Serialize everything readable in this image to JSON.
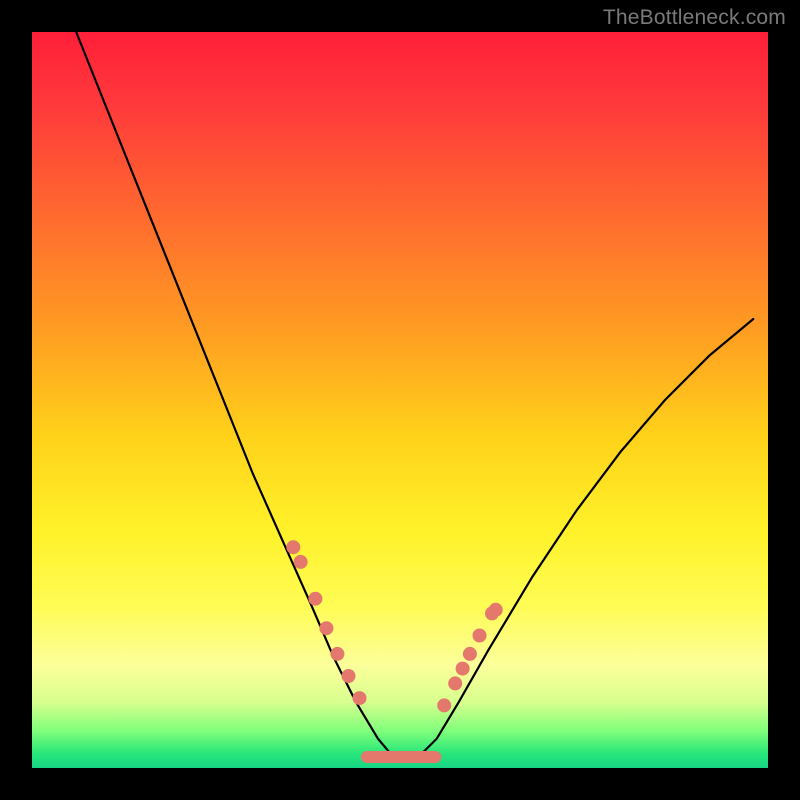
{
  "watermark": "TheBottleneck.com",
  "chart_data": {
    "type": "line",
    "title": "",
    "xlabel": "",
    "ylabel": "",
    "xlim": [
      0,
      1
    ],
    "ylim": [
      0,
      1
    ],
    "background_gradient": {
      "direction": "vertical",
      "mapped_to": "y",
      "colors": [
        "#ff1f3a",
        "#ffd21a",
        "#fffc55",
        "#17d585"
      ],
      "meaning": "top=high(bad) bottom=low(good)"
    },
    "series": [
      {
        "name": "bottleneck-curve",
        "stroke": "#000000",
        "x": [
          0.06,
          0.1,
          0.14,
          0.18,
          0.22,
          0.26,
          0.3,
          0.34,
          0.38,
          0.41,
          0.44,
          0.47,
          0.495,
          0.52,
          0.55,
          0.58,
          0.62,
          0.68,
          0.74,
          0.8,
          0.86,
          0.92,
          0.98
        ],
        "values": [
          1.0,
          0.9,
          0.8,
          0.7,
          0.6,
          0.5,
          0.4,
          0.31,
          0.22,
          0.15,
          0.09,
          0.04,
          0.01,
          0.01,
          0.04,
          0.09,
          0.16,
          0.26,
          0.35,
          0.43,
          0.5,
          0.56,
          0.61
        ]
      }
    ],
    "annotated_points": {
      "description": "salmon dots on curve near bottom region",
      "color": "#e5786d",
      "x": [
        0.355,
        0.365,
        0.385,
        0.4,
        0.415,
        0.43,
        0.445,
        0.56,
        0.575,
        0.585,
        0.595,
        0.608,
        0.625,
        0.63
      ],
      "values": [
        0.3,
        0.28,
        0.23,
        0.19,
        0.155,
        0.125,
        0.095,
        0.085,
        0.115,
        0.135,
        0.155,
        0.18,
        0.21,
        0.215
      ]
    },
    "flat_minimum_segment": {
      "description": "salmon horizontal bar at basin of curve",
      "color": "#e5786d",
      "x_start": 0.455,
      "x_end": 0.548,
      "value": 0.015
    }
  }
}
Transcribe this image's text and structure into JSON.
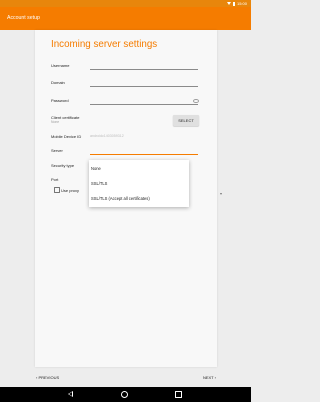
{
  "status_bar": {
    "time": "15:00"
  },
  "toolbar": {
    "title": "Account setup"
  },
  "form": {
    "heading": "Incoming server settings",
    "username_label": "Username",
    "domain_label": "Domain",
    "password_label": "Password",
    "client_cert_label": "Client certificate",
    "client_cert_value": "None",
    "select_button": "SELECT",
    "mobile_device_label": "Mobile Device ID",
    "mobile_device_value": "androidc1403059312",
    "server_label": "Server",
    "security_label": "Security type",
    "port_label": "Port",
    "proxy_label": "Use proxy"
  },
  "dropdown": {
    "options": [
      "None",
      "SSL/TLS",
      "SSL/TLS (Accept all certificates)"
    ]
  },
  "footer": {
    "prev": "PREVIOUS",
    "next": "NEXT"
  },
  "colors": {
    "accent": "#f57c00",
    "status_bar": "#e8860c"
  },
  "icons": [
    "wifi-icon",
    "battery-icon",
    "visibility-icon",
    "chevron-left-icon",
    "chevron-right-icon",
    "back-icon",
    "home-icon",
    "recents-icon"
  ]
}
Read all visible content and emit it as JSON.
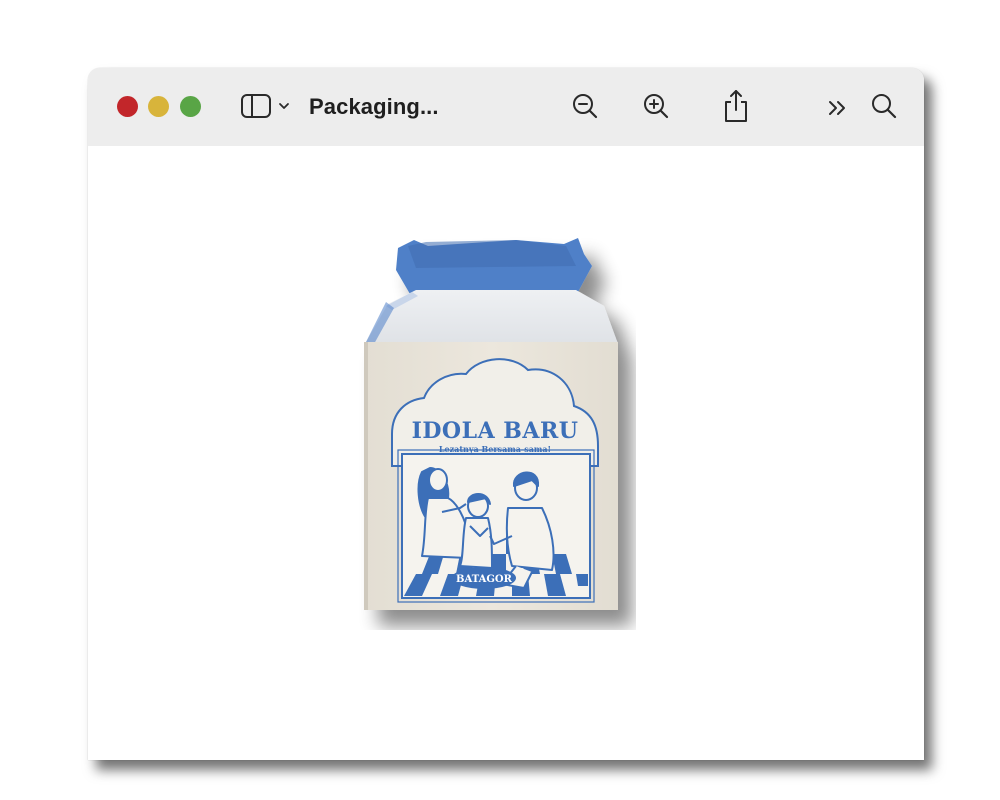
{
  "window": {
    "title": "Packaging...",
    "controls": {
      "close": "close-window-button",
      "minimize": "minimize-window-button",
      "maximize": "maximize-window-button"
    },
    "colors": {
      "close": "#c2262a",
      "minimize": "#d8b43b",
      "maximize": "#59a546",
      "toolbar_bg": "#ededed"
    }
  },
  "toolbar": {
    "icons": [
      "sidebar-icon",
      "chevron-down-icon",
      "zoom-out-icon",
      "zoom-in-icon",
      "share-icon",
      "overflow-chevrons-icon",
      "search-icon"
    ]
  },
  "document": {
    "image": {
      "subject": "gable-top-food-box",
      "box_title": "IDOLA BARU",
      "box_tagline": "Lezatnya Bersama-sama!",
      "box_label": "BATAGOR",
      "colors": {
        "brand_blue": "#3c6fb8",
        "box_cream": "#ebe6db",
        "box_lid": "#e4e7eb",
        "tab_blue": "#4f80c8"
      }
    }
  }
}
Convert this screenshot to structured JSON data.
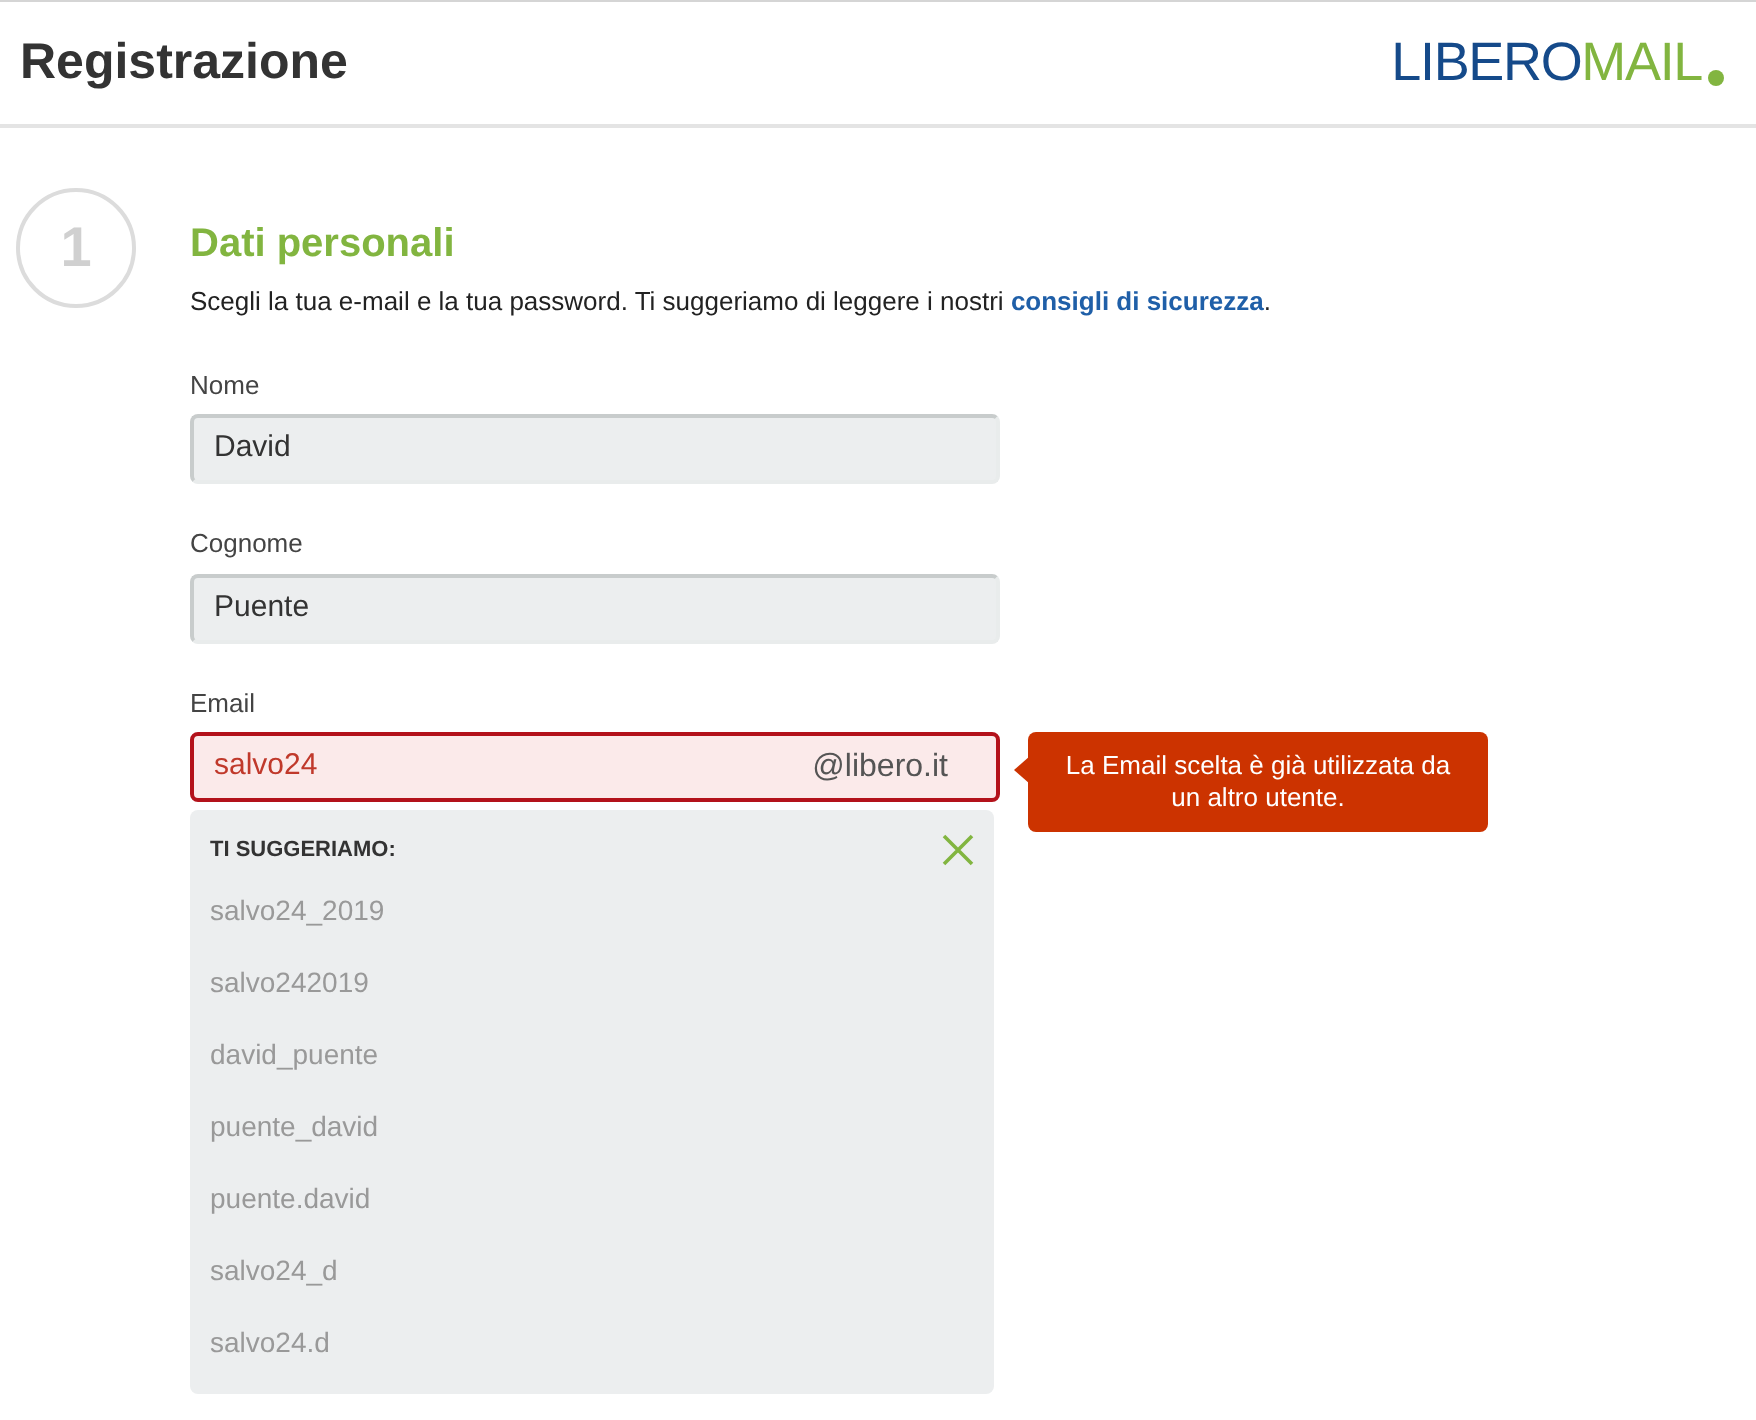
{
  "header": {
    "title": "Registrazione",
    "logo": {
      "part_1": "LIBERO",
      "part_2": "MAIL"
    }
  },
  "step": {
    "number": "1",
    "title": "Dati personali",
    "intro": "Scegli la tua e-mail e la tua password. Ti suggeriamo di leggere i nostri ",
    "link": "consigli di sicurezza",
    "intro_end": "."
  },
  "fields": [
    {
      "label": "Nome",
      "value": "David",
      "invalid": false
    },
    {
      "label": "Cognome",
      "value": "Puente",
      "invalid": false
    },
    {
      "label": "Email",
      "value": "salvo24",
      "suffix": "@libero.it",
      "invalid": true,
      "error": "La Email scelta è già utilizzata da un altro utente."
    }
  ],
  "suggestions": {
    "heading": "TI SUGGERIAMO:",
    "items": [
      "salvo24_2019",
      "salvo242019",
      "david_puente",
      "puente_david",
      "puente.david",
      "salvo24_d",
      "salvo24.d"
    ]
  }
}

▶ EXERCISE DESCRIPTION: Write out every line of the preceding listing that contains "JSON".

▶ COMPLETED EXERCISE:
Serialize everything readable in this image to JSON.
Transcribe this image's text and structure into JSON.
Read all visible content and emit it as JSON.
Convert this screenshot to structured JSON data.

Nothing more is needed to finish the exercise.